■ Problem to work on
Select the lines below containing the word "sono".

■ Supplied data
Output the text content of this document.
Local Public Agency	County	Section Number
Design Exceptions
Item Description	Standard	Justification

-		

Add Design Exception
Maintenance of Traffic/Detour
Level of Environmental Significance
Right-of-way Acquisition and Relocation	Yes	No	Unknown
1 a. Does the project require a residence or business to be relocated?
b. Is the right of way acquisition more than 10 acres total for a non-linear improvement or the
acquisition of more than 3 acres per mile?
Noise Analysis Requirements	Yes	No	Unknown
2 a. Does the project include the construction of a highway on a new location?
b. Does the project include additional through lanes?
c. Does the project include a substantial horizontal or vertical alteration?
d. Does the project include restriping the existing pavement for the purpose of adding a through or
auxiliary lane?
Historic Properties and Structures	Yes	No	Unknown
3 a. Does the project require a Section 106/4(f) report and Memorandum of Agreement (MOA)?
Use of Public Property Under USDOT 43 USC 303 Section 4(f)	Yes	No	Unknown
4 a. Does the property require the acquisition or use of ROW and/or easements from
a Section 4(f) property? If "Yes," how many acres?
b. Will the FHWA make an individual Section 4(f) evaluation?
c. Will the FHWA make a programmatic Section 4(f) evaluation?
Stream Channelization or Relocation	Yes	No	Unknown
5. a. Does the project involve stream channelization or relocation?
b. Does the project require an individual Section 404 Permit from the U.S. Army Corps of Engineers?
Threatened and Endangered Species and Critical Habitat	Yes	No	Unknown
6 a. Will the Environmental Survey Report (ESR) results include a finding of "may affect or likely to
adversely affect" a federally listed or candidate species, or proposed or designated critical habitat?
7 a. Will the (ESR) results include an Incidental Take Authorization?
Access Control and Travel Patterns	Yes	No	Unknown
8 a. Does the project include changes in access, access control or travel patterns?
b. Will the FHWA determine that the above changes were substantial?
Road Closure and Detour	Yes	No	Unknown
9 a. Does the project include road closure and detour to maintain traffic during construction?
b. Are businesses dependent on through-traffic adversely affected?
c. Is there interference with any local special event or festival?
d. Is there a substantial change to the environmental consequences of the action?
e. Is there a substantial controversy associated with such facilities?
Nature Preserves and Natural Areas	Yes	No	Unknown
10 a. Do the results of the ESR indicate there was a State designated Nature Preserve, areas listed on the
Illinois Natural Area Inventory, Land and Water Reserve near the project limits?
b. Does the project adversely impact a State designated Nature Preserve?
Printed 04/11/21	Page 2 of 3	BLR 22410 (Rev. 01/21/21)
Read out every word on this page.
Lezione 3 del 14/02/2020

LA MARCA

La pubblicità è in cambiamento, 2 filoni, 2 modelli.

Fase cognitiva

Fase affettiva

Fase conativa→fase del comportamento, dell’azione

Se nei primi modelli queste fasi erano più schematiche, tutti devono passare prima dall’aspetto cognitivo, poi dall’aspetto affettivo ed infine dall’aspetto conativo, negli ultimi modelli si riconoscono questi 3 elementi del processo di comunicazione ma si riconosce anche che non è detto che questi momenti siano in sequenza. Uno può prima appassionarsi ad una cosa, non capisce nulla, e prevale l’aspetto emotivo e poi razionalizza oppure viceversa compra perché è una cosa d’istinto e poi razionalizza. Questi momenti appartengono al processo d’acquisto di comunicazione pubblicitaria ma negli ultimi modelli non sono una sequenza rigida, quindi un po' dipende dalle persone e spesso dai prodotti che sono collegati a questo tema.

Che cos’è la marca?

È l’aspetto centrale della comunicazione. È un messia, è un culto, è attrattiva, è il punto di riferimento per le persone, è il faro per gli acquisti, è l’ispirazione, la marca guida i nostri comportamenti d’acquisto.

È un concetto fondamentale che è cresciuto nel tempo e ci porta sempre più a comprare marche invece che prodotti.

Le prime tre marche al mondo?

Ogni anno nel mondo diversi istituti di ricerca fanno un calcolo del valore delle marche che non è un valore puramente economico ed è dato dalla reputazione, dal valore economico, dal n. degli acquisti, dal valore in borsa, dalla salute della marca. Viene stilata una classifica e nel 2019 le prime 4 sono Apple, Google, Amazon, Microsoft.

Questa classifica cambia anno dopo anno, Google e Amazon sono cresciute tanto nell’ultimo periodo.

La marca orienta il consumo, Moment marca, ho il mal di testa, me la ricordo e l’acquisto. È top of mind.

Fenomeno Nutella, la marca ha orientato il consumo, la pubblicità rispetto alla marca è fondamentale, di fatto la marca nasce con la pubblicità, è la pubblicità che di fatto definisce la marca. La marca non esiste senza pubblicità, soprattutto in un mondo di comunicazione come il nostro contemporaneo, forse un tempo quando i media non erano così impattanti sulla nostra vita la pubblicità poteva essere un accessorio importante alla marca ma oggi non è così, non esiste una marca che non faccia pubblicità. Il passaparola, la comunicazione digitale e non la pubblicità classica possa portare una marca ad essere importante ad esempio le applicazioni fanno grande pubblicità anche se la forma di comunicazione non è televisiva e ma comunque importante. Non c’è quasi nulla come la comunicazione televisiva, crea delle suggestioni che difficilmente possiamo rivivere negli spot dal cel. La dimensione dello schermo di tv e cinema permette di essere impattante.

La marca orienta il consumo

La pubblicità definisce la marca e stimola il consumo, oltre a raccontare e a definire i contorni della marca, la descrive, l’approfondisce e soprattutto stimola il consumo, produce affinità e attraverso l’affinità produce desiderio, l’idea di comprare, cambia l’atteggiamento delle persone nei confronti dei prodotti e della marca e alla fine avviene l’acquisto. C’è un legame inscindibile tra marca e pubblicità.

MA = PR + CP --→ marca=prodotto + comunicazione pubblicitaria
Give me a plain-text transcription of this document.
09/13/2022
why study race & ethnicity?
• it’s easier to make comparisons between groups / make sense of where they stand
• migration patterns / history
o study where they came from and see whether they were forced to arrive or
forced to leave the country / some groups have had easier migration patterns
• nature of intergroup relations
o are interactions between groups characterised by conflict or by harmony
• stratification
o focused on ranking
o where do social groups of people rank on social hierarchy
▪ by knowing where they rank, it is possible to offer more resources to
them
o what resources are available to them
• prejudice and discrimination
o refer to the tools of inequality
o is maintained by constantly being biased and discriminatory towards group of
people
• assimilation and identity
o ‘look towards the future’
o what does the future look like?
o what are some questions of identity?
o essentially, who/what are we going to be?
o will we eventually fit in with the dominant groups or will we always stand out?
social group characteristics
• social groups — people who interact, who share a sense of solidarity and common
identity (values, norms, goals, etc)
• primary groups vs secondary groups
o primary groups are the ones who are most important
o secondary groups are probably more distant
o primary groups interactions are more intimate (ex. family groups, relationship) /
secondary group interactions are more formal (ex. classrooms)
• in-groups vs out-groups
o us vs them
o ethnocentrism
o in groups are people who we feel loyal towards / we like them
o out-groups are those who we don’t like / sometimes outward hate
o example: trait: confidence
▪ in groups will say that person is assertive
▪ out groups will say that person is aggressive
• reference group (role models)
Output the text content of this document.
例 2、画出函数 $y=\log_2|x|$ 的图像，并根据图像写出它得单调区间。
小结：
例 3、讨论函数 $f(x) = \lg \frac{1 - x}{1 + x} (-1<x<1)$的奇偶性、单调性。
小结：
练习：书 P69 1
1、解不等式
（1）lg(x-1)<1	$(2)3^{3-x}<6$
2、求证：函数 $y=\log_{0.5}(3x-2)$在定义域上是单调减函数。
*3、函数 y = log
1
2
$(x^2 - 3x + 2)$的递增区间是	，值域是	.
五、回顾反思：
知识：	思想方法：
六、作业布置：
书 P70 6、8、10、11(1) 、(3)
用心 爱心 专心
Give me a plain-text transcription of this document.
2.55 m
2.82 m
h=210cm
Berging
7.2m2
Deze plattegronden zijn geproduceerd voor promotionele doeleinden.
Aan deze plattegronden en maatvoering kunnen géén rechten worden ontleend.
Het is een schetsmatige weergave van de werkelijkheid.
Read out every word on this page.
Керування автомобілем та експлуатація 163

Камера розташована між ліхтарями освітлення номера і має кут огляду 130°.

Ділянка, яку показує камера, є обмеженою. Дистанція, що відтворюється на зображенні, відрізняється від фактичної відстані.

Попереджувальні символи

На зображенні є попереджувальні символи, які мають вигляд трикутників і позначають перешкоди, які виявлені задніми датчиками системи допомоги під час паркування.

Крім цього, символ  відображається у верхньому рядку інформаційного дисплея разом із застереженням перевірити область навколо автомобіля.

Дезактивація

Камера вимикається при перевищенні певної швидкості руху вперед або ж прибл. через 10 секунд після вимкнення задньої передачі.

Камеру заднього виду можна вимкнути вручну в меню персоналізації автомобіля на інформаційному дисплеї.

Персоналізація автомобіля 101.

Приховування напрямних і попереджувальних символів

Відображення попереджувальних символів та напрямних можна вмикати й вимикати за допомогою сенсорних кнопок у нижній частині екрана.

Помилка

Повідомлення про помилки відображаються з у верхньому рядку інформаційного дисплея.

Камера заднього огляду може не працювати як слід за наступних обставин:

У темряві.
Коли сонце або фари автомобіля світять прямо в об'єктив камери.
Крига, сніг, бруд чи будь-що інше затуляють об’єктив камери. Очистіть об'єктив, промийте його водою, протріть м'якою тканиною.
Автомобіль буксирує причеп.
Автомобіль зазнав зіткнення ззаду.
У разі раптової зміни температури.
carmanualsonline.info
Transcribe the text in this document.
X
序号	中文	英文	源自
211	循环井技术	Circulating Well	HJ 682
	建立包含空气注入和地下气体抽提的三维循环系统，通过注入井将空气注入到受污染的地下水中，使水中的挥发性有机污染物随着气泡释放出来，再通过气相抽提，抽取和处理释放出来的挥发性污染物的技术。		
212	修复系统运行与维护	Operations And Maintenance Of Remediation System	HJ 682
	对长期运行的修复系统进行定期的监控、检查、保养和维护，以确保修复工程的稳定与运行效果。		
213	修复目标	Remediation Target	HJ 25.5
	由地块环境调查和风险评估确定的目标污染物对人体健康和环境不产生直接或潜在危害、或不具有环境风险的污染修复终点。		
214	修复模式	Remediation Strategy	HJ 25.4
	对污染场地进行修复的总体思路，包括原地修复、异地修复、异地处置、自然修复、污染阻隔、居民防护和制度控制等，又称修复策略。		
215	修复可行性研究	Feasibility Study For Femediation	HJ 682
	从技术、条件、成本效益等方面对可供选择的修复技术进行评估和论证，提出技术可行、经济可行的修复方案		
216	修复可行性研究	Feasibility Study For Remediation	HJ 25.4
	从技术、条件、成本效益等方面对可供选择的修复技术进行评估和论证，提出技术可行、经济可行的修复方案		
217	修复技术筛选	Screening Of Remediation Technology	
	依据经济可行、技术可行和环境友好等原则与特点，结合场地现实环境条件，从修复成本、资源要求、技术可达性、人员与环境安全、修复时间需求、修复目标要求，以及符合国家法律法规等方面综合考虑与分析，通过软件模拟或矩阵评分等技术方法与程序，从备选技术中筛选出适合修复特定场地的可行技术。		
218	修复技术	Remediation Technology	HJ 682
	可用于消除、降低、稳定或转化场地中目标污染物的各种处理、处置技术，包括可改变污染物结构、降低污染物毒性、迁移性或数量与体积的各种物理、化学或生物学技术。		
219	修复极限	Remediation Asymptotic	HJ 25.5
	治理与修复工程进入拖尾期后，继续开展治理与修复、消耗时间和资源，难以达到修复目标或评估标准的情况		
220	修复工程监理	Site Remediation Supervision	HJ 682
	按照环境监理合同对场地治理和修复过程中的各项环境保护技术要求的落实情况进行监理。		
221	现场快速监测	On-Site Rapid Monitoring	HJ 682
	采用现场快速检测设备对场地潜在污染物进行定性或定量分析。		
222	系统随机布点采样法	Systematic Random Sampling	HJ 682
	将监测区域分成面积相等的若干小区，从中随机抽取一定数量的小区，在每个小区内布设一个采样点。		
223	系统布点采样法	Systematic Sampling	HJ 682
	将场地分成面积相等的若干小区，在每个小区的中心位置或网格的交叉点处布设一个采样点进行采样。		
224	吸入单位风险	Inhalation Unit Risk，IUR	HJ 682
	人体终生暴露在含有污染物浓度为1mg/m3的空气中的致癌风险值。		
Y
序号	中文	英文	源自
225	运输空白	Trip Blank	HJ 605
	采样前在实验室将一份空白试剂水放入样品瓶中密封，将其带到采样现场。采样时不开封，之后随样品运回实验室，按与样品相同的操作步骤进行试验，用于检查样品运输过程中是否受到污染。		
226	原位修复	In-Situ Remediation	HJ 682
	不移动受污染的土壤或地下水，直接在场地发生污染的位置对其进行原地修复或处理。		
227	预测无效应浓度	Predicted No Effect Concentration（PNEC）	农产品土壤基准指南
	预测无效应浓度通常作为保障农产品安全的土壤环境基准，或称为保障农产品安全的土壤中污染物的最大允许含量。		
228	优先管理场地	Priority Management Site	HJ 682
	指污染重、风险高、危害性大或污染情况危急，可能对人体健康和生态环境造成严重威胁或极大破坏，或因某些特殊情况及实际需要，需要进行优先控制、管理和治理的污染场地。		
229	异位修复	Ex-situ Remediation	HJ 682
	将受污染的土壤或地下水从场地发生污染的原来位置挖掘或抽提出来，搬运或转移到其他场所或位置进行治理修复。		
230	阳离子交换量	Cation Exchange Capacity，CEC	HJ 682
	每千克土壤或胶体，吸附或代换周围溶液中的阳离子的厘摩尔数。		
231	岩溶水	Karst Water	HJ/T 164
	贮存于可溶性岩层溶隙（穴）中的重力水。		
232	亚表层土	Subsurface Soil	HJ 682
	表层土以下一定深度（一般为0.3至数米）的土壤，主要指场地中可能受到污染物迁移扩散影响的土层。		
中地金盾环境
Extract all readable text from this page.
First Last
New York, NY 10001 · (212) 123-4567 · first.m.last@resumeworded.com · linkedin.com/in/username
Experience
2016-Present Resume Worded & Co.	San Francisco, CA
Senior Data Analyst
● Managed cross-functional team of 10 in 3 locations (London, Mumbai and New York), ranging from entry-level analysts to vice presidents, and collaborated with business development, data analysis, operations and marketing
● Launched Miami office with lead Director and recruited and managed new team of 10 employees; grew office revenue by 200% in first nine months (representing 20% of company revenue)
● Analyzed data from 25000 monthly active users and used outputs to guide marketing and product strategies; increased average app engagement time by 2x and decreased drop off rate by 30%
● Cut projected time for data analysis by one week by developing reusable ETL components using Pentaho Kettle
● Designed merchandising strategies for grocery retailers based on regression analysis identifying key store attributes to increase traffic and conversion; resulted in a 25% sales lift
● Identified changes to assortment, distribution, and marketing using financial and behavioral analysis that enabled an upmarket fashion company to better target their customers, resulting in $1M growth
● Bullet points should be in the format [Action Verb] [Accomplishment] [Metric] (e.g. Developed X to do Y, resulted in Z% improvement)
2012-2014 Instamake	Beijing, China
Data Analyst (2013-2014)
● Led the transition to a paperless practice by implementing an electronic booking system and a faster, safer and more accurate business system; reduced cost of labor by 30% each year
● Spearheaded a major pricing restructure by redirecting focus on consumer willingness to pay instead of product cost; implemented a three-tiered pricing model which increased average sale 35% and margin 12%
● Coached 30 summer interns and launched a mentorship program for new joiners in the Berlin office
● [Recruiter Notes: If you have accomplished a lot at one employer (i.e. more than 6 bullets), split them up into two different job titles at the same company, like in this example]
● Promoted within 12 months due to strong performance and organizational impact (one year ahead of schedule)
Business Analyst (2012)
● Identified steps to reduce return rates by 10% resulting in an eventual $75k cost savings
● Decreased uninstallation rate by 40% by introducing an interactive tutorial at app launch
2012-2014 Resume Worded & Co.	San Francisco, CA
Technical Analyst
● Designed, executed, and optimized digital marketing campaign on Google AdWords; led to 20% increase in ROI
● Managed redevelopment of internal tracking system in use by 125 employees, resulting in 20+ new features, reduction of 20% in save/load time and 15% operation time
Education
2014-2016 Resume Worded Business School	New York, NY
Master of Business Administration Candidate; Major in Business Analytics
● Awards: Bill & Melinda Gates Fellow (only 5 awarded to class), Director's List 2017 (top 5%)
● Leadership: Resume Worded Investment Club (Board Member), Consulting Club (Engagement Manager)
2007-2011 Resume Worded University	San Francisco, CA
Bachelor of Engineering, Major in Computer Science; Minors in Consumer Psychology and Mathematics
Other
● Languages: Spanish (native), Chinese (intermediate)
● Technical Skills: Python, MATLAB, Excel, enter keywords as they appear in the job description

■ Solution to the problem
Se nei primi modelli queste fasi erano più schematiche, tutti devono passare prima dall’aspetto cognitivo, poi dall’aspetto affettivo ed infine dall’aspetto conativo, negli ultimi modelli si riconoscono questi 3 elementi del processo di comunicazione ma si riconosce anche che non è detto che questi momenti siano in sequenza. Uno può prima appassionarsi ad una cosa, non capisce nulla, e prevale l’aspetto emotivo e poi razionalizza oppure viceversa compra perché è una cosa d’istinto e poi razionalizza. Questi momenti appartengono al processo d’acquisto di comunicazione pubblicitaria ma negli ultimi modelli non sono una sequenza rigida, quindi un po' dipende dalle persone e spesso dai prodotti che sono collegati a questo tema.
Ogni anno nel mondo diversi istituti di ricerca fanno un calcolo del valore delle marche che non è un valore puramente economico ed è dato dalla reputazione, dal valore economico, dal n. degli acquisti, dal valore in borsa, dalla salute della marca. Viene stilata una classifica e nel 2019 le prime 4 sono Apple, Google, Amazon, Microsoft.
Questa classifica cambia anno dopo anno, Google e Amazon sono cresciute tanto nell’ultimo periodo.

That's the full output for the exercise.